» TASK PROMPT
Make an exact copy of the lines below.
-- START DATA LINES --
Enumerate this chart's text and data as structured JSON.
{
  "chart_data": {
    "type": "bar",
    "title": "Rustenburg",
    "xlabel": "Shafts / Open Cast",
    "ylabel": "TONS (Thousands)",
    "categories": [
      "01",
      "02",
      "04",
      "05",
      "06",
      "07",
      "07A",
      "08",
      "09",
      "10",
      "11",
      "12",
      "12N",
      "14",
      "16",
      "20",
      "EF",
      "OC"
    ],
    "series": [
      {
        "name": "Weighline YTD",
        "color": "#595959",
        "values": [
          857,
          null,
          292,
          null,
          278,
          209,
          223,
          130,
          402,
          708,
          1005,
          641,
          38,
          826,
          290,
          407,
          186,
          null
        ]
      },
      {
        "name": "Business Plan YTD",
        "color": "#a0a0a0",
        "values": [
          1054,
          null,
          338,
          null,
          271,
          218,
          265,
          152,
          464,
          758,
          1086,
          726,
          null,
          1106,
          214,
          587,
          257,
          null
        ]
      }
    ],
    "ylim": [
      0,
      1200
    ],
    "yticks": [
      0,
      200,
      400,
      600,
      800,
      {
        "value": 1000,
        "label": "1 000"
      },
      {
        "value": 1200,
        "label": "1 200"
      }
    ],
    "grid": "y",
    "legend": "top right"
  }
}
-- END DATA LINES --
» ANSWER TO THE EXERCISE
Enumerate this chart's text and data as structured JSON.
{
  "chart_data": {
    "type": "bar",
    "title": "Rustenburg",
    "xlabel": "Shafts / Open Cast",
    "ylabel": "TONS (Thousands)",
    "categories": [
      "01",
      "02",
      "04",
      "05",
      "06",
      "07",
      "07A",
      "08",
      "09",
      "10",
      "11",
      "12",
      "12N",
      "14",
      "16",
      "20",
      "EF",
      "OC"
    ],
    "series": [
      {
        "name": "Weighline YTD",
        "color": "#595959",
        "values": [
          857,
          null,
          292,
          null,
          278,
          209,
          223,
          130,
          402,
          708,
          1005,
          641,
          38,
          826,
          290,
          407,
          186,
          null
        ]
      },
      {
        "name": "Business Plan YTD",
        "color": "#a0a0a0",
        "values": [
          1054,
          null,
          338,
          null,
          271,
          218,
          265,
          152,
          464,
          758,
          1086,
          726,
          null,
          1106,
          214,
          587,
          257,
          null
        ]
      }
    ],
    "ylim": [
      0,
      1200
    ],
    "yticks": [
      0,
      200,
      400,
      600,
      800,
      {
        "value": 1000,
        "label": "1 000"
      },
      {
        "value": 1200,
        "label": "1 200"
      }
    ],
    "grid": "y",
    "legend": "top right"
  }
}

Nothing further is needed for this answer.